» **Exercise materials**:
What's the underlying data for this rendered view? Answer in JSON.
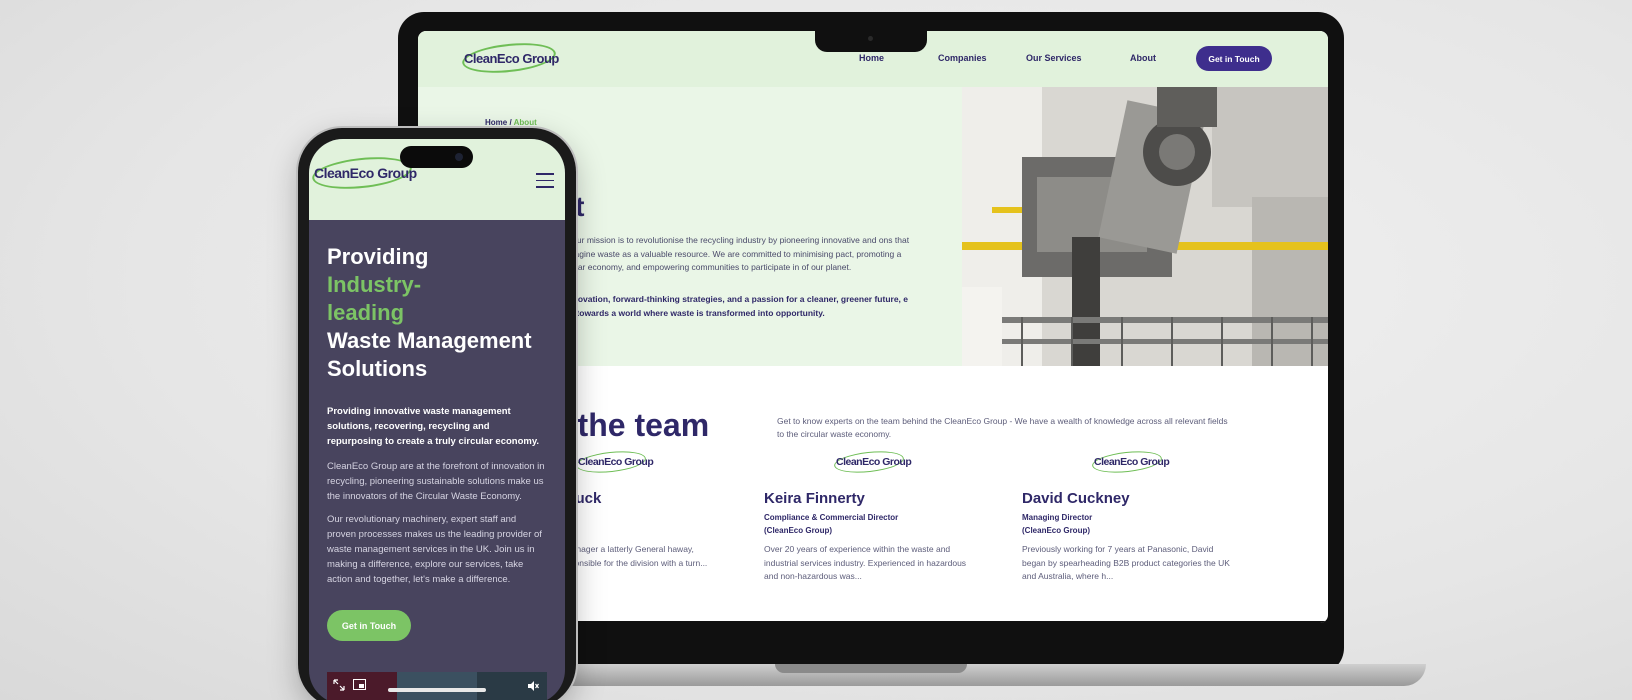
{
  "laptop": {
    "logo": "CleanEco Group",
    "nav": [
      "Home",
      "Companies",
      "Our Services",
      "About"
    ],
    "cta": "Get in Touch",
    "breadcrumb": {
      "home": "Home",
      "sep": "/",
      "current": "About"
    },
    "about_title": "ut",
    "about_p1": "up, our mission is to revolutionise the recycling industry by pioneering innovative and ons that reimagine waste as a valuable resource. We are committed to minimising pact, promoting a circular economy, and empowering communities to participate in of our planet.",
    "about_p2": "s innovation, forward-thinking strategies, and a passion for a cleaner, greener future, e way towards a world where waste is transformed into opportunity.",
    "team_title": "t the team",
    "team_intro": "Get to know experts on the team behind the CleanEco Group - We have a wealth of knowledge across all relevant fields to the circular waste economy.",
    "team": [
      {
        "logo": "CleanEco Group",
        "name": "ebuck",
        "role1": "",
        "role2": "",
        "desc": "s Manager a latterly General haway, responsible for the division with a turn..."
      },
      {
        "logo": "CleanEco Group",
        "name": "Keira Finnerty",
        "role1": "Compliance & Commercial Director",
        "role2": "(CleanEco Group)",
        "desc": "Over 20 years of experience within the waste and industrial services industry. Experienced in hazardous and non-hazardous was..."
      },
      {
        "logo": "CleanEco Group",
        "name": "David Cuckney",
        "role1": "Managing Director",
        "role2": "(CleanEco Group)",
        "desc": "Previously working for 7 years at Panasonic, David began by spearheading B2B product categories the UK and Australia, where h..."
      }
    ]
  },
  "phone": {
    "logo": "CleanEco Group",
    "title_line1": "Providing",
    "title_hl1": "Industry-",
    "title_hl2": "leading",
    "title_line3": "Waste Management",
    "title_line4": "Solutions",
    "lead": "Providing innovative waste management solutions, recovering, recycling and repurposing to create a truly circular economy.",
    "body1": "CleanEco Group are at the forefront of innovation in recycling, pioneering sustainable solutions make us the innovators of the Circular Waste Economy.",
    "body2": "Our revolutionary machinery, expert staff and proven processes makes us the leading provider of waste management services in the UK. Join us in making a difference, explore our services, take action and together, let's make a difference.",
    "cta": "Get in Touch"
  },
  "colors": {
    "brand_purple": "#2f2868",
    "brand_green": "#6fbe56",
    "header_bg": "#e1f2dc",
    "phone_bg": "#48445e",
    "cta_purple": "#3e2e8d"
  },
  "icons": [
    "hamburger-menu-icon",
    "expand-icon",
    "pip-icon",
    "mute-icon"
  ]
}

» **Given task**: Search the data for the string "years" and copy each line where it appears.

» **Task solution**:
        "desc": "Over 20 years of experience within the waste and industrial services industry. Experienced in hazardous and non-hazardous was..."
        "desc": "Previously working for 7 years at Panasonic, David began by spearheading B2B product categories the UK and Australia, where h..."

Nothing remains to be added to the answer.